== Dataset records ==
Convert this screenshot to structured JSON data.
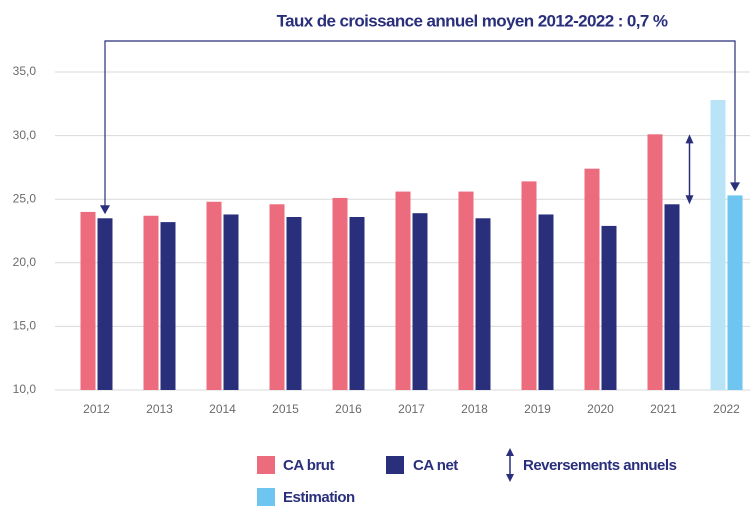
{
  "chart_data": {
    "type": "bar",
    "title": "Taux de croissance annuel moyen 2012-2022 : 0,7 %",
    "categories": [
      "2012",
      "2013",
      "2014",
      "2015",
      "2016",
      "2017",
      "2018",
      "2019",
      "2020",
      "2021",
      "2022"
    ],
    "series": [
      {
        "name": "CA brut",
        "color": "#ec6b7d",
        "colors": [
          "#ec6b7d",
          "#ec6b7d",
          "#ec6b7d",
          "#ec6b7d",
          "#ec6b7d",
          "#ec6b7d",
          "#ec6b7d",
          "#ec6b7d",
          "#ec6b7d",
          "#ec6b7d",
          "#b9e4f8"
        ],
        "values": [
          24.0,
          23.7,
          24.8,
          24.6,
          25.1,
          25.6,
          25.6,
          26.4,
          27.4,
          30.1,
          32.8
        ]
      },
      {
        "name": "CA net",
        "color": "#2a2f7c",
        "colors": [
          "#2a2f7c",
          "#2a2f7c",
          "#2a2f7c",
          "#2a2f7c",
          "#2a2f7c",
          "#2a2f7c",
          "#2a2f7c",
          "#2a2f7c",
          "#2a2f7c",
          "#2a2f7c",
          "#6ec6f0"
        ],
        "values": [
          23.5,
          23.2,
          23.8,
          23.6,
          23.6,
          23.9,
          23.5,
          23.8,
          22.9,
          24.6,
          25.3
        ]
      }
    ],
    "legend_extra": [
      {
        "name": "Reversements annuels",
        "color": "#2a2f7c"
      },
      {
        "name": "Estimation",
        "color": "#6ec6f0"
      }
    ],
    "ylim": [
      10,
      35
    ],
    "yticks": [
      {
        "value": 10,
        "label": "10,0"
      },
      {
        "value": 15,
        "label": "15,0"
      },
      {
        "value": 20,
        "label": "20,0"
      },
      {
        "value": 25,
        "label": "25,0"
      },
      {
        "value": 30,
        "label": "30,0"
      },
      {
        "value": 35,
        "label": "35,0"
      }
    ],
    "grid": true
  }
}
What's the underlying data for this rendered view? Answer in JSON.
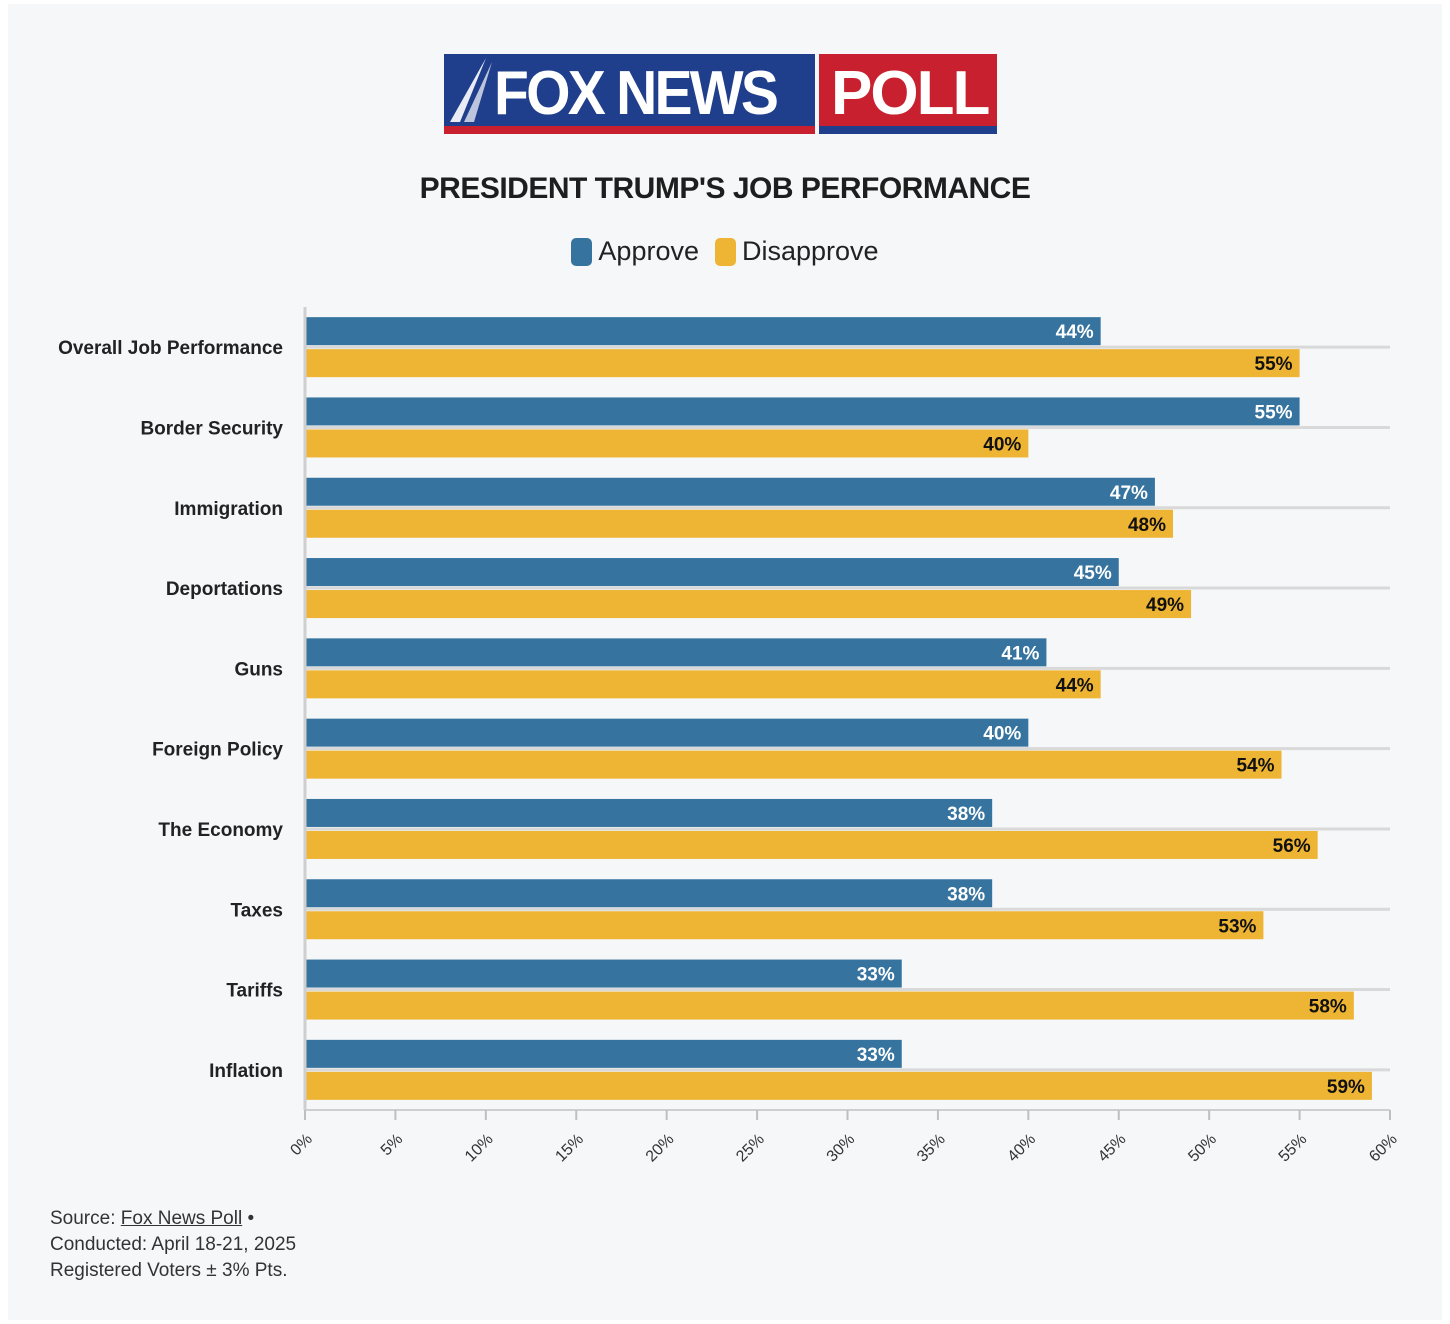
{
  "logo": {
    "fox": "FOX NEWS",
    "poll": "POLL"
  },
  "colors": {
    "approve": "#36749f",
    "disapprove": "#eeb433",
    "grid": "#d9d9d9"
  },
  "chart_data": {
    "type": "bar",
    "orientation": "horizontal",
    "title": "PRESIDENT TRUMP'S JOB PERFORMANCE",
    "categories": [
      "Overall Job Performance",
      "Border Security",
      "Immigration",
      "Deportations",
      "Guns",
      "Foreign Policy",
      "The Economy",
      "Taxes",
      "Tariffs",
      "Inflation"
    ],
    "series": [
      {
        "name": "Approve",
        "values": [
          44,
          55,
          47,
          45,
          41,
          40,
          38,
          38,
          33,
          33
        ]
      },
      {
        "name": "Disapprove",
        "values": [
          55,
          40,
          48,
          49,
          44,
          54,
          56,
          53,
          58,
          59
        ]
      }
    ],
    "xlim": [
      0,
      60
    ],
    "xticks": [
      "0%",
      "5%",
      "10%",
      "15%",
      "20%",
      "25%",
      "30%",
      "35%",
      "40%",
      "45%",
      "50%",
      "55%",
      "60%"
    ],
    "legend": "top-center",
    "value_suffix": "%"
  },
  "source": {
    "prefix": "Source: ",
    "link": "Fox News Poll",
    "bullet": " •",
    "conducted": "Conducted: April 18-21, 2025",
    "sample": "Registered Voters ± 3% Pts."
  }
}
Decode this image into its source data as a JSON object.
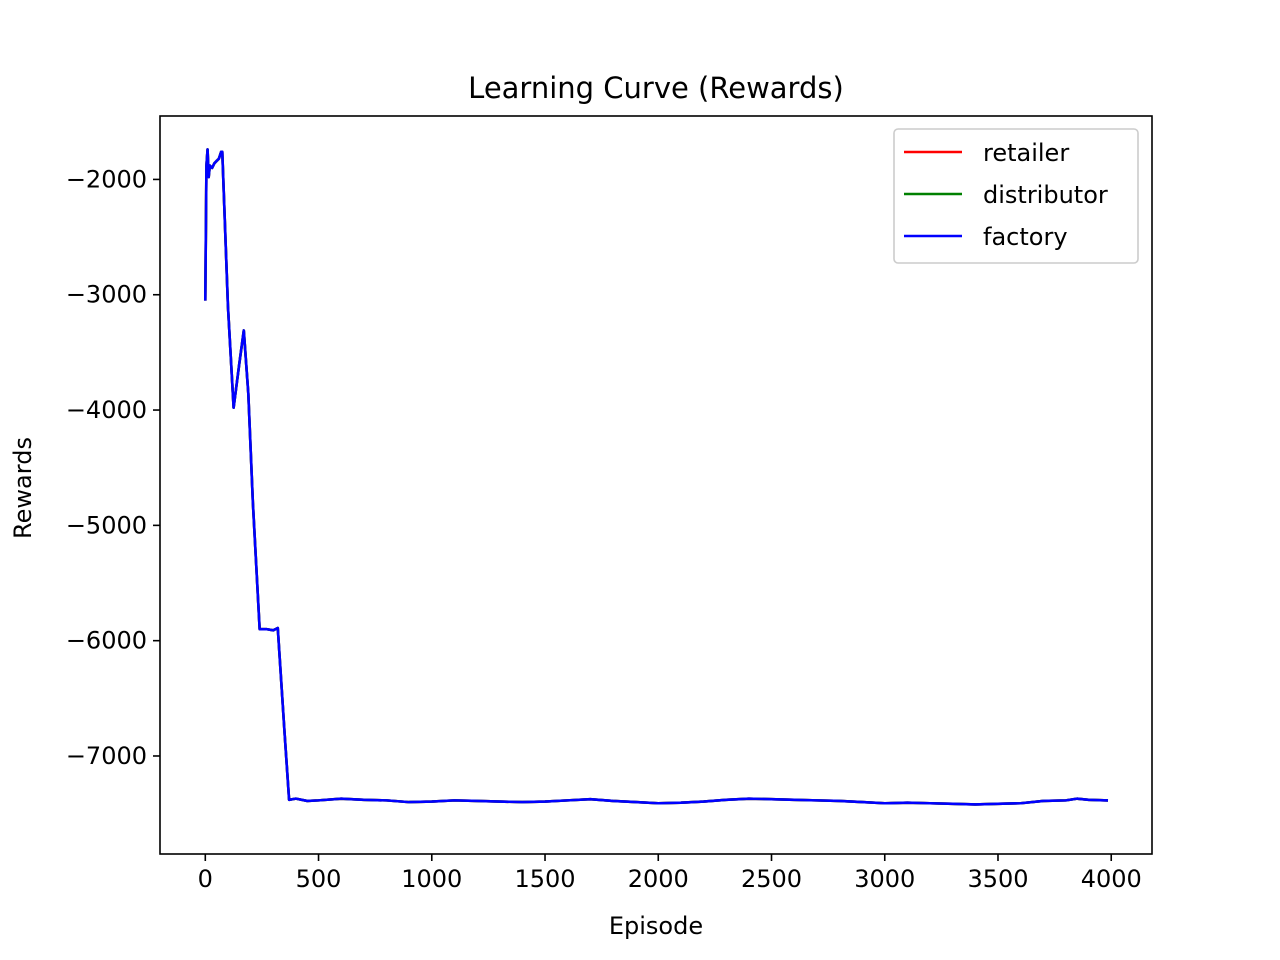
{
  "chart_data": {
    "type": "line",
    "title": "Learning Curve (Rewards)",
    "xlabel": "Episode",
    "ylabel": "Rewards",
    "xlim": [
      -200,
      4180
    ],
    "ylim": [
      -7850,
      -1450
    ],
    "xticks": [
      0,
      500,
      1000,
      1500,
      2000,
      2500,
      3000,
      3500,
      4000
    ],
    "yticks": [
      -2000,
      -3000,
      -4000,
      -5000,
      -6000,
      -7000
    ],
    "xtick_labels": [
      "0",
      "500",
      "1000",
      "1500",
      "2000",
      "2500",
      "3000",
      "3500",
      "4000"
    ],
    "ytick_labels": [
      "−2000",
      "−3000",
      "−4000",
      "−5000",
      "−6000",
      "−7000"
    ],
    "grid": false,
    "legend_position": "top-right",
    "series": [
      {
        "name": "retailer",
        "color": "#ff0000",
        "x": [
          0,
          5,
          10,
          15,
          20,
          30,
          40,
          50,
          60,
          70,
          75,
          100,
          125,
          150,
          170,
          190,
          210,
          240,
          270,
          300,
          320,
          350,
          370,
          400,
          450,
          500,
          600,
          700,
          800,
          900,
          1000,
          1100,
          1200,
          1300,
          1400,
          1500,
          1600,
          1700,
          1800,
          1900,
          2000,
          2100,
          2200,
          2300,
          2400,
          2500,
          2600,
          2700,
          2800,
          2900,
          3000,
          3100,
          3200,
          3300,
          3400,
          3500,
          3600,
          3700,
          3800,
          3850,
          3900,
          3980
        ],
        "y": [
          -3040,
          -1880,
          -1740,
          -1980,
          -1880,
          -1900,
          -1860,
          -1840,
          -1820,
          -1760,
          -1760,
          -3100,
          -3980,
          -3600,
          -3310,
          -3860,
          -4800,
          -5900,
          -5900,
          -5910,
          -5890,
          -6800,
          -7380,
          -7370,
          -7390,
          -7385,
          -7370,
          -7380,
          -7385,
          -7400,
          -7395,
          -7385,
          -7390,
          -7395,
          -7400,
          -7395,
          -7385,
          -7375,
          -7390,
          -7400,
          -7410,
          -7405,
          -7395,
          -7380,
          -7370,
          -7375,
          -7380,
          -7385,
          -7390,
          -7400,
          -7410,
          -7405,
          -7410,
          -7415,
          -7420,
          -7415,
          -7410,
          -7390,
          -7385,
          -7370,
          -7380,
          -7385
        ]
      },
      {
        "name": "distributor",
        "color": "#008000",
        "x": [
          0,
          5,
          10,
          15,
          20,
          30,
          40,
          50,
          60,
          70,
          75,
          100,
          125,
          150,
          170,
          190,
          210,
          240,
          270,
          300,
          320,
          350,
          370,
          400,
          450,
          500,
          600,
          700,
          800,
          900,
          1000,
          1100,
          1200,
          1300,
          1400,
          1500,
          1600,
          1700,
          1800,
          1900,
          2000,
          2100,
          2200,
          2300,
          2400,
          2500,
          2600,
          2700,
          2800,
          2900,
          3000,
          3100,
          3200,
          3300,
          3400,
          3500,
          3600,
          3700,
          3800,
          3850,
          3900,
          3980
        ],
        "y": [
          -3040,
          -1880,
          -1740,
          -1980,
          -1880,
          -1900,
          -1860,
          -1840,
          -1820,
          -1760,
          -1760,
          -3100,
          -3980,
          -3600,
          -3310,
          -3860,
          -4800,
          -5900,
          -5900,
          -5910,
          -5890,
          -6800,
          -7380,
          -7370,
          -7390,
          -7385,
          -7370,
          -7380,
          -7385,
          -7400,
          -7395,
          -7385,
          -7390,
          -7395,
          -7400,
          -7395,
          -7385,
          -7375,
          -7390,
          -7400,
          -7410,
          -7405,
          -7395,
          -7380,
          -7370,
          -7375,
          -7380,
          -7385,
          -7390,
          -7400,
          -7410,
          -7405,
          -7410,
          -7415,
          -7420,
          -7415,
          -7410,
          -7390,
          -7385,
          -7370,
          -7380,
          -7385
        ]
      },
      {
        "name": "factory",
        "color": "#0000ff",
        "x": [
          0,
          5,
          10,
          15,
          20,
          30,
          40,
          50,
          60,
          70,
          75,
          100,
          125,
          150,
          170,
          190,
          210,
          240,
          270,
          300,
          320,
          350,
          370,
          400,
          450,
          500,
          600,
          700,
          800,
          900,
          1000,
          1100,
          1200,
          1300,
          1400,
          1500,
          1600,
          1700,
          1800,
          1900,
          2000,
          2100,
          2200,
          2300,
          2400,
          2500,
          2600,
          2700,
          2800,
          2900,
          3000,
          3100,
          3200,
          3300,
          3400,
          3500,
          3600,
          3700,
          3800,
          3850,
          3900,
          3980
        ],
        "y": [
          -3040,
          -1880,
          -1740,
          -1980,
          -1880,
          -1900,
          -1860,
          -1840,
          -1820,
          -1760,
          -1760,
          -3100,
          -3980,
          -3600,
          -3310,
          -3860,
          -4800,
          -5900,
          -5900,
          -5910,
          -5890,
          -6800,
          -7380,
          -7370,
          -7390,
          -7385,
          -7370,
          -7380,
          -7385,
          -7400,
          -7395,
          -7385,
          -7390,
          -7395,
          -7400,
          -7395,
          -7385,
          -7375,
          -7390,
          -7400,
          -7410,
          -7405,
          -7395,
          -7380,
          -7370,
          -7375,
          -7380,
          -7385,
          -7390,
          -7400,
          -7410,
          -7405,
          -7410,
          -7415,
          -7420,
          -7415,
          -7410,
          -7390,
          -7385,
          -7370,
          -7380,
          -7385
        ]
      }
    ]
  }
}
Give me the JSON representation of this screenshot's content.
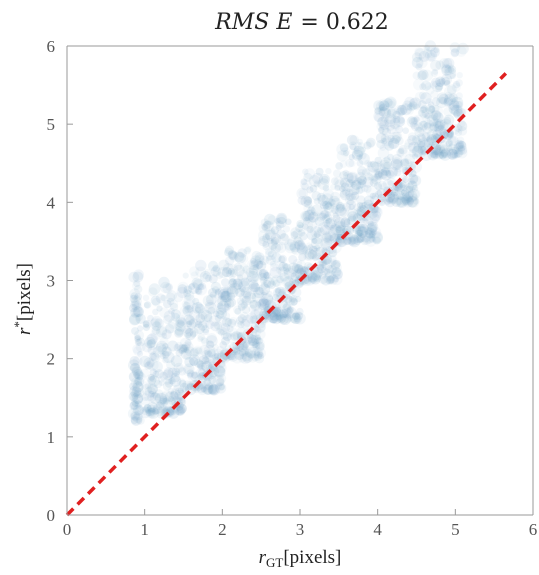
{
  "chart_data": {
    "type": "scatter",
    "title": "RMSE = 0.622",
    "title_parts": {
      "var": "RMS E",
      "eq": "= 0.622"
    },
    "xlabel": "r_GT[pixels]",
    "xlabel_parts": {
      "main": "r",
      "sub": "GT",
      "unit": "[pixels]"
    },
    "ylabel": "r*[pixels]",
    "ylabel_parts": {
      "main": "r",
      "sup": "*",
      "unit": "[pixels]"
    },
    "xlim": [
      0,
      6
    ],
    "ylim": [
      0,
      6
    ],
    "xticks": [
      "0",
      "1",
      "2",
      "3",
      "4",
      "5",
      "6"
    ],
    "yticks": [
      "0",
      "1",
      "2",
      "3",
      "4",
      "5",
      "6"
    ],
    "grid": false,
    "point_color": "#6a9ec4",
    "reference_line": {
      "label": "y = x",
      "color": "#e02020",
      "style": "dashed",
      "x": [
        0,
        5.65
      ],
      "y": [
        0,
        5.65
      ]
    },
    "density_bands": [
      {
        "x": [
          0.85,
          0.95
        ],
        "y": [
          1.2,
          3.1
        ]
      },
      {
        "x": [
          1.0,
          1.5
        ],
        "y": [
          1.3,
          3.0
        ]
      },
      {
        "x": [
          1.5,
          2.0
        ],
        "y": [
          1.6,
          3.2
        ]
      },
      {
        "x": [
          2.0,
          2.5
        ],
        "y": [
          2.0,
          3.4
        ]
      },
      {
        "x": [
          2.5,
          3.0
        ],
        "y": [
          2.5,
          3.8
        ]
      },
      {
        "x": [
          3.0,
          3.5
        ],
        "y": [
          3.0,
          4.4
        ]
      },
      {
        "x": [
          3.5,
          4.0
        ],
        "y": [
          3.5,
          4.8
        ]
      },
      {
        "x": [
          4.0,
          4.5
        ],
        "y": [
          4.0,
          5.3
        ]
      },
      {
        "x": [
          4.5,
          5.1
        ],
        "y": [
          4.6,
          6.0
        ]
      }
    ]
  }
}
===
=== What you will do ===
Make a copy of each line that contains the string "type".

=== Answer to this task ===
    "type": "bar",
    "type": "bar",
    "type": "line",
    "type": "scatter",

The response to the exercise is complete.